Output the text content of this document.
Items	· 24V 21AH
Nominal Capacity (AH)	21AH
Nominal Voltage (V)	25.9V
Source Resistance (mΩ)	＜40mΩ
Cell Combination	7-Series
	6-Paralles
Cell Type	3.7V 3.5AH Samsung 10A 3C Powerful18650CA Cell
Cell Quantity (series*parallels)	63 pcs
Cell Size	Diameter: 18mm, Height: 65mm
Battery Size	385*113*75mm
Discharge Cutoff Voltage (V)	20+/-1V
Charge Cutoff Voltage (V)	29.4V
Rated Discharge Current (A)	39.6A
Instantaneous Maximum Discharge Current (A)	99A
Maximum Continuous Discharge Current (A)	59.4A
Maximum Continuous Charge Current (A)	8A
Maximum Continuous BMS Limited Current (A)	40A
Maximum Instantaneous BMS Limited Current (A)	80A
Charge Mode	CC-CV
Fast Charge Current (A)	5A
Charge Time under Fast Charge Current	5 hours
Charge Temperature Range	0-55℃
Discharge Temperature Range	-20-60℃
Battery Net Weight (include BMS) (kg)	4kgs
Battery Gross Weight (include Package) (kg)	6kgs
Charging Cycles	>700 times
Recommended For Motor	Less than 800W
☆ ☆ ☆
* EXERCISE GOAL *
Repeat the material word for word, in full.

* THE OUTPUT *
Output the text content of this document.
Items	· 24V 21AH
Nominal Capacity (AH)	21AH
Nominal Voltage (V)	25.9V
Source Resistance (mΩ)	＜40mΩ
Cell Combination	7-Series
	6-Paralles
Cell Type	3.7V 3.5AH Samsung 10A 3C Powerful18650CA Cell
Cell Quantity (series*parallels)	63 pcs
Cell Size	Diameter: 18mm, Height: 65mm
Battery Size	385*113*75mm
Discharge Cutoff Voltage (V)	20+/-1V
Charge Cutoff Voltage (V)	29.4V
Rated Discharge Current (A)	39.6A
Instantaneous Maximum Discharge Current (A)	99A
Maximum Continuous Discharge Current (A)	59.4A
Maximum Continuous Charge Current (A)	8A
Maximum Continuous BMS Limited Current (A)	40A
Maximum Instantaneous BMS Limited Current (A)	80A
Charge Mode	CC-CV
Fast Charge Current (A)	5A
Charge Time under Fast Charge Current	5 hours
Charge Temperature Range	0-55℃
Discharge Temperature Range	-20-60℃
Battery Net Weight (include BMS) (kg)	4kgs
Battery Gross Weight (include Package) (kg)	6kgs
Charging Cycles	>700 times
Recommended For Motor	Less than 800W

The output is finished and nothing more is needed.